**Exercise:**
Scan the records for the string "main"; copy each line where it occurs.

**Input data:**

▶

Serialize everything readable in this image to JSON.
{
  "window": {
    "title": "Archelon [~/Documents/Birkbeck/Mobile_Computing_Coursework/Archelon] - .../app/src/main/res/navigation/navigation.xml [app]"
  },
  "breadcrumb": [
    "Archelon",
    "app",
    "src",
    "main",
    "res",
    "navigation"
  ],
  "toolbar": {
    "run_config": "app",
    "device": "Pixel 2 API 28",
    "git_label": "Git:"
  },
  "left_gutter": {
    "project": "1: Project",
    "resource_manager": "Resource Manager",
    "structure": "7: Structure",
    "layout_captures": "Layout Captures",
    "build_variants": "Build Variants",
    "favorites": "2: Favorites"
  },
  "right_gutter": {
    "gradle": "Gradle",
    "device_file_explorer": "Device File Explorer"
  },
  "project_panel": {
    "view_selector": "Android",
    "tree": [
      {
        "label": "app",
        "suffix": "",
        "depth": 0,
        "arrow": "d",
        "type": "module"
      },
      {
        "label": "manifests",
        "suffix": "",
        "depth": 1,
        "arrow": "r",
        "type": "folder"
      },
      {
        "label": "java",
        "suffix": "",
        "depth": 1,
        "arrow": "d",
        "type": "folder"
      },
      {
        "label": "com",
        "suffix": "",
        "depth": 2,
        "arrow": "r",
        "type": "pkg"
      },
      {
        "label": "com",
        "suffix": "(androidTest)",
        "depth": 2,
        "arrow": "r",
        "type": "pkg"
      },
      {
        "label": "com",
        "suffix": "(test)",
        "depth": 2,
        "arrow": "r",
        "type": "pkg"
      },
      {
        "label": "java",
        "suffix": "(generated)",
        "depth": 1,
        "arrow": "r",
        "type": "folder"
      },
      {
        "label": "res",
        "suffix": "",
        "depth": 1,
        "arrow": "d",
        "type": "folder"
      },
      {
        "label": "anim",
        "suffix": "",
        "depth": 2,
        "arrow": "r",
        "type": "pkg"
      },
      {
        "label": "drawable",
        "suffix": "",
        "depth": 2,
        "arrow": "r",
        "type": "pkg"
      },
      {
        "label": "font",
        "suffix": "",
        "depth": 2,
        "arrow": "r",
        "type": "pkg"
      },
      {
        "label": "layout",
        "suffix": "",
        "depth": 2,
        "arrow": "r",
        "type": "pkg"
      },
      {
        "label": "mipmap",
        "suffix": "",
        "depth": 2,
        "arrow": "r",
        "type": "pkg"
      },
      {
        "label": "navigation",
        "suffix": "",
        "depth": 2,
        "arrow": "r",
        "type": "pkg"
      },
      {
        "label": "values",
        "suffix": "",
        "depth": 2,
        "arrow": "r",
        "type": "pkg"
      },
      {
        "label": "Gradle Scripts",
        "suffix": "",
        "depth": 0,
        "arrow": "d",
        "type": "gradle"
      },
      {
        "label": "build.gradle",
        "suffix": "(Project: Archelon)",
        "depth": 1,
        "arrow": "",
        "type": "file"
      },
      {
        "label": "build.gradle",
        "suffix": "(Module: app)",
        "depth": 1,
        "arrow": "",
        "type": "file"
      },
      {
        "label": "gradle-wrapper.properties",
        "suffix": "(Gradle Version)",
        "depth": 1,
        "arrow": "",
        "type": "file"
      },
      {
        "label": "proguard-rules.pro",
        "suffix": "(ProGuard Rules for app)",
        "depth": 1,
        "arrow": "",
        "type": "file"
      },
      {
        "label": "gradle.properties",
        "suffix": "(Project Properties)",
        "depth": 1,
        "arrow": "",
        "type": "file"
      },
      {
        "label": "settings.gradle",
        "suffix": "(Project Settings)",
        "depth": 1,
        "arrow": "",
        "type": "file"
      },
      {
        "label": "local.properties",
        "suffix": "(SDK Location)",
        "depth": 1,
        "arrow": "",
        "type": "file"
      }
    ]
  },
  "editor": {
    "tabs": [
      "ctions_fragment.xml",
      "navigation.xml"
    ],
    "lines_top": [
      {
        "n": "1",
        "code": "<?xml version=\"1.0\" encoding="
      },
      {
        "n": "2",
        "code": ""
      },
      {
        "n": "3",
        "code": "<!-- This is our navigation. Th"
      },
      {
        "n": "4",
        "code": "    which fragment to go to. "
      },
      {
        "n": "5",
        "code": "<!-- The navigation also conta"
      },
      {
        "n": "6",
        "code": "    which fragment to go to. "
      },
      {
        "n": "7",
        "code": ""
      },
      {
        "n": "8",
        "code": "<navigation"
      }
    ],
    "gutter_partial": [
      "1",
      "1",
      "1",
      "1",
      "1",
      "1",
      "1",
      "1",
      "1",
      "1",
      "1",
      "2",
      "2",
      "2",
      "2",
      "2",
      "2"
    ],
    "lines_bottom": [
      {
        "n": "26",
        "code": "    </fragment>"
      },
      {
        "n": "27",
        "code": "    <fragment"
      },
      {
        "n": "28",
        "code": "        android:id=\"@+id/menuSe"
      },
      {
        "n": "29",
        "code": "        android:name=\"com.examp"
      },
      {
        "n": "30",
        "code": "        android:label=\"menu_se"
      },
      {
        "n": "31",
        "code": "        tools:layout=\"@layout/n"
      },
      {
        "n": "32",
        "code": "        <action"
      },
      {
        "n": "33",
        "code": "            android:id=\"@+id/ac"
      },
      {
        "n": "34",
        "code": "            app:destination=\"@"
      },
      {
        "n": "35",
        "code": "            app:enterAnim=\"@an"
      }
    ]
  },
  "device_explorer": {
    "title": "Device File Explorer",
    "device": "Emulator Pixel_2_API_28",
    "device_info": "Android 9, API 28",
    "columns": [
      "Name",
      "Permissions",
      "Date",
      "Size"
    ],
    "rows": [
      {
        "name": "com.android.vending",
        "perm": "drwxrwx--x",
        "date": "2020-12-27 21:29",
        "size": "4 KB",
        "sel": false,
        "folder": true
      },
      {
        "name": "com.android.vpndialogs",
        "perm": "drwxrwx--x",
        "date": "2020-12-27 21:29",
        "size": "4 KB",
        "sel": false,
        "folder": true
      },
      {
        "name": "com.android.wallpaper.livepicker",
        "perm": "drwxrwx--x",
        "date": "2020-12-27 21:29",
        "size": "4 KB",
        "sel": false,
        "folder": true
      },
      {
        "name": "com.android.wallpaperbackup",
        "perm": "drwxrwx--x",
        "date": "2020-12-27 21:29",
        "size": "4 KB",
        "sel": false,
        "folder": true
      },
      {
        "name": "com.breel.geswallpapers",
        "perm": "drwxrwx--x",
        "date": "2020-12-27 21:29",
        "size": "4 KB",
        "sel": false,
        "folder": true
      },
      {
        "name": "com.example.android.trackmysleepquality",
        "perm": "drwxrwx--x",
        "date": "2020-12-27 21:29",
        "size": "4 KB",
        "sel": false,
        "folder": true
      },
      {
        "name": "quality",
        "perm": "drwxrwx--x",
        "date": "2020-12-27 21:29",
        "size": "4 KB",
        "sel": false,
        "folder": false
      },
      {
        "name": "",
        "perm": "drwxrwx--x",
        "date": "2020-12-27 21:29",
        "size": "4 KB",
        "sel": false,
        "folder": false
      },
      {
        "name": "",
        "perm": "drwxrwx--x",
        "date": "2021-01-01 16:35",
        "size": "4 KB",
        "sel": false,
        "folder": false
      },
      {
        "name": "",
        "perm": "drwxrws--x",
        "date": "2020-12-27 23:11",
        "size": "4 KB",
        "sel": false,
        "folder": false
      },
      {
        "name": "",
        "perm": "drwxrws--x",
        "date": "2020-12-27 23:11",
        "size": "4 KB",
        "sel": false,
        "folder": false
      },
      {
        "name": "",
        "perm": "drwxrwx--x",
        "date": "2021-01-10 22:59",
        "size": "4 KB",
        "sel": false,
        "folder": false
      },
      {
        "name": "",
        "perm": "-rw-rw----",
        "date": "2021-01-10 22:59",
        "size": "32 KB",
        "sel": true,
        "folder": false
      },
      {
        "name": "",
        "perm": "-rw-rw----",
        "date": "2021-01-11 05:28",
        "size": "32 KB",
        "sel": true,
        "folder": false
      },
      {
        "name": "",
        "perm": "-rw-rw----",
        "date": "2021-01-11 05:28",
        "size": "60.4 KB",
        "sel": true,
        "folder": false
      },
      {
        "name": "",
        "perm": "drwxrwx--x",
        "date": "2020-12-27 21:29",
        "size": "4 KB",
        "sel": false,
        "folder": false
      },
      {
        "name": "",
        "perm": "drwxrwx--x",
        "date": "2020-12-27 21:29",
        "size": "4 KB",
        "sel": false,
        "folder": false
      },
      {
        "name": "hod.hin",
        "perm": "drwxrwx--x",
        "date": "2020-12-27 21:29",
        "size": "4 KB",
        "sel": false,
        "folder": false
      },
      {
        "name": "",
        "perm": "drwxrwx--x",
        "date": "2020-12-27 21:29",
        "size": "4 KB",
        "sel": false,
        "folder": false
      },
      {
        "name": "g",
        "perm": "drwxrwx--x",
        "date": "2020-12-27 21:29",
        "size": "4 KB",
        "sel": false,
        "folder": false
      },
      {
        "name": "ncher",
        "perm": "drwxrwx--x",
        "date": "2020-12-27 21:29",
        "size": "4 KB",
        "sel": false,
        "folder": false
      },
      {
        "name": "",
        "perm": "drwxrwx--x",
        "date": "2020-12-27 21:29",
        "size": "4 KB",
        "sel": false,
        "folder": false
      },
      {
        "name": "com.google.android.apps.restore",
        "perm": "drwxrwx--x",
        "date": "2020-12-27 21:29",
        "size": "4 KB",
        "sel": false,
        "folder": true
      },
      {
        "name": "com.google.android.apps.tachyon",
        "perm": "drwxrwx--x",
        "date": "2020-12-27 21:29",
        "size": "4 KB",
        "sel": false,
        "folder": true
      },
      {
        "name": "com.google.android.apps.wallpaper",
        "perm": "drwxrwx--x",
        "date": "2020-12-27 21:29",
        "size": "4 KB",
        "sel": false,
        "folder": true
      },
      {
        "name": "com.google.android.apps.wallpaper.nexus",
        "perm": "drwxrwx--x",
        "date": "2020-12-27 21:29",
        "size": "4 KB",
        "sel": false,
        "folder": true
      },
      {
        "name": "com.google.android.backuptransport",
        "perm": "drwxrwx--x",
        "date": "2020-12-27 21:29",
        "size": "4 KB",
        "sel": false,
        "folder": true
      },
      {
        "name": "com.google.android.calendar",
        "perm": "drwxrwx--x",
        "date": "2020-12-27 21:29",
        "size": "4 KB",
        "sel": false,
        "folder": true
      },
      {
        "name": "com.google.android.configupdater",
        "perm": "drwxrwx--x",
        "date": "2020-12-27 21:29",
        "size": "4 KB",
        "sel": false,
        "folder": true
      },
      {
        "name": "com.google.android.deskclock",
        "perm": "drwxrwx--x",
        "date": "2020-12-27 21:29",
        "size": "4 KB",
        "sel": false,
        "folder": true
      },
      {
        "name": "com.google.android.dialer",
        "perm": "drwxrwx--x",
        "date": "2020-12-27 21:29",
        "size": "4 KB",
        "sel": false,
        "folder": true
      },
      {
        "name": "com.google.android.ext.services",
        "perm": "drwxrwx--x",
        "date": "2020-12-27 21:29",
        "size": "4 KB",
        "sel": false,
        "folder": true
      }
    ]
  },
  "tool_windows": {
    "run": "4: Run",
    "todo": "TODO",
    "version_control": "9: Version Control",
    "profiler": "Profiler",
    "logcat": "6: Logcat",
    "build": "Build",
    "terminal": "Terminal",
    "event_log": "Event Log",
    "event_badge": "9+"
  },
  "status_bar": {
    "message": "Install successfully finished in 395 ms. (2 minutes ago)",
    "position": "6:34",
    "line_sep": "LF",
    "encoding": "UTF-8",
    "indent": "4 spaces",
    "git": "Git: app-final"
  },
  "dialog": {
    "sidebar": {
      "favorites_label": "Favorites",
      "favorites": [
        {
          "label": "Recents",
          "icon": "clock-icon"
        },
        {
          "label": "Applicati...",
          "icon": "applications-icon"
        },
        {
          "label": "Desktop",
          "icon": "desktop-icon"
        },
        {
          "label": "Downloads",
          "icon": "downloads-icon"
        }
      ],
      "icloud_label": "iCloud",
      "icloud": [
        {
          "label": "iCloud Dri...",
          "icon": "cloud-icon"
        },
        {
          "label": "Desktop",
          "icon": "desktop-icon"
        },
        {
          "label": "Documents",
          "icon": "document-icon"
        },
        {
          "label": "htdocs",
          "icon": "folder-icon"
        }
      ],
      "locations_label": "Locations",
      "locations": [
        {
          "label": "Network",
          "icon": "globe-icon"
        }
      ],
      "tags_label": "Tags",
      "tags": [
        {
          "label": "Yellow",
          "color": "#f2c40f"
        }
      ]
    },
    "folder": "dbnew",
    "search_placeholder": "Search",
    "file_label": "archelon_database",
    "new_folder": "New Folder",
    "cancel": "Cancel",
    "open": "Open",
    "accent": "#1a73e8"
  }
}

◀

**Output of the exercise:**
    "title": "Archelon [~/Documents/Birkbeck/Mobile_Computing_Coursework/Archelon] - .../app/src/main/res/navigation/navigation.xml [app]"
    "main",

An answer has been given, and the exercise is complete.